Saved data entries
★ ★ ★ ★

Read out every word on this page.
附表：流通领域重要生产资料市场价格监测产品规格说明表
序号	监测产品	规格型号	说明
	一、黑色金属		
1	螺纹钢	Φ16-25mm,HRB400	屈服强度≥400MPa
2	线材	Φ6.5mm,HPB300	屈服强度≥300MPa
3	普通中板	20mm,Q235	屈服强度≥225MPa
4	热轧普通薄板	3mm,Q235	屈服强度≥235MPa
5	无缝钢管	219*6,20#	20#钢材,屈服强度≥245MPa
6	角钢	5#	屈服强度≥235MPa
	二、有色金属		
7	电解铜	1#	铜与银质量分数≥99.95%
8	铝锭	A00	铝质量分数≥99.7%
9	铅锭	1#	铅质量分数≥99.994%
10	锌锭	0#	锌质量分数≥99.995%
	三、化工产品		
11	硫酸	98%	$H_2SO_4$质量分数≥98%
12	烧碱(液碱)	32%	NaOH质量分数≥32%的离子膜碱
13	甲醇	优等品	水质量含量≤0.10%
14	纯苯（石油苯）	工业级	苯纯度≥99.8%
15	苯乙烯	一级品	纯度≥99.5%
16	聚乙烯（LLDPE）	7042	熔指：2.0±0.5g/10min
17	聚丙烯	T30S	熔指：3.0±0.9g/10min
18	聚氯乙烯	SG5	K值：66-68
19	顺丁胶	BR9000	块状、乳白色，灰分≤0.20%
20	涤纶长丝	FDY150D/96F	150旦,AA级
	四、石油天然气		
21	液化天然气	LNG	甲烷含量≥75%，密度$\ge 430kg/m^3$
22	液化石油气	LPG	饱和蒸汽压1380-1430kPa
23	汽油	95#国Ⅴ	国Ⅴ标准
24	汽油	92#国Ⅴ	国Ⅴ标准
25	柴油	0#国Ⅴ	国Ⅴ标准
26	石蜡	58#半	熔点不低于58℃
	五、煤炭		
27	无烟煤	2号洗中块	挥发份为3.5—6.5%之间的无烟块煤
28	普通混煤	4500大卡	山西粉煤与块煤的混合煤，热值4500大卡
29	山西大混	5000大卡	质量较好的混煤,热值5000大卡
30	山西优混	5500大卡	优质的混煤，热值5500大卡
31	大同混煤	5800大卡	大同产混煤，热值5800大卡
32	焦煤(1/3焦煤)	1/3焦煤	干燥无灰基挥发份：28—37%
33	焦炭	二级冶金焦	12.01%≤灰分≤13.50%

★ ★ ★ ★

Quote all the records exactly, please, leaving none out.

Response for this exercise:
Read out every word on this page.
附表：流通领域重要生产资料市场价格监测产品规格说明表
序号	监测产品	规格型号	说明
	一、黑色金属		
1	螺纹钢	Φ16-25mm,HRB400	屈服强度≥400MPa
2	线材	Φ6.5mm,HPB300	屈服强度≥300MPa
3	普通中板	20mm,Q235	屈服强度≥225MPa
4	热轧普通薄板	3mm,Q235	屈服强度≥235MPa
5	无缝钢管	219*6,20#	20#钢材,屈服强度≥245MPa
6	角钢	5#	屈服强度≥235MPa
	二、有色金属		
7	电解铜	1#	铜与银质量分数≥99.95%
8	铝锭	A00	铝质量分数≥99.7%
9	铅锭	1#	铅质量分数≥99.994%
10	锌锭	0#	锌质量分数≥99.995%
	三、化工产品		
11	硫酸	98%	$H_2SO_4$质量分数≥98%
12	烧碱(液碱)	32%	NaOH质量分数≥32%的离子膜碱
13	甲醇	优等品	水质量含量≤0.10%
14	纯苯（石油苯）	工业级	苯纯度≥99.8%
15	苯乙烯	一级品	纯度≥99.5%
16	聚乙烯（LLDPE）	7042	熔指：2.0±0.5g/10min
17	聚丙烯	T30S	熔指：3.0±0.9g/10min
18	聚氯乙烯	SG5	K值：66-68
19	顺丁胶	BR9000	块状、乳白色，灰分≤0.20%
20	涤纶长丝	FDY150D/96F	150旦,AA级
	四、石油天然气		
21	液化天然气	LNG	甲烷含量≥75%，密度$\ge 430kg/m^3$
22	液化石油气	LPG	饱和蒸汽压1380-1430kPa
23	汽油	95#国Ⅴ	国Ⅴ标准
24	汽油	92#国Ⅴ	国Ⅴ标准
25	柴油	0#国Ⅴ	国Ⅴ标准
26	石蜡	58#半	熔点不低于58℃
	五、煤炭		
27	无烟煤	2号洗中块	挥发份为3.5—6.5%之间的无烟块煤
28	普通混煤	4500大卡	山西粉煤与块煤的混合煤，热值4500大卡
29	山西大混	5000大卡	质量较好的混煤,热值5000大卡
30	山西优混	5500大卡	优质的混煤，热值5500大卡
31	大同混煤	5800大卡	大同产混煤，热值5800大卡
32	焦煤(1/3焦煤)	1/3焦煤	干燥无灰基挥发份：28—37%
33	焦炭	二级冶金焦	12.01%≤灰分≤13.50%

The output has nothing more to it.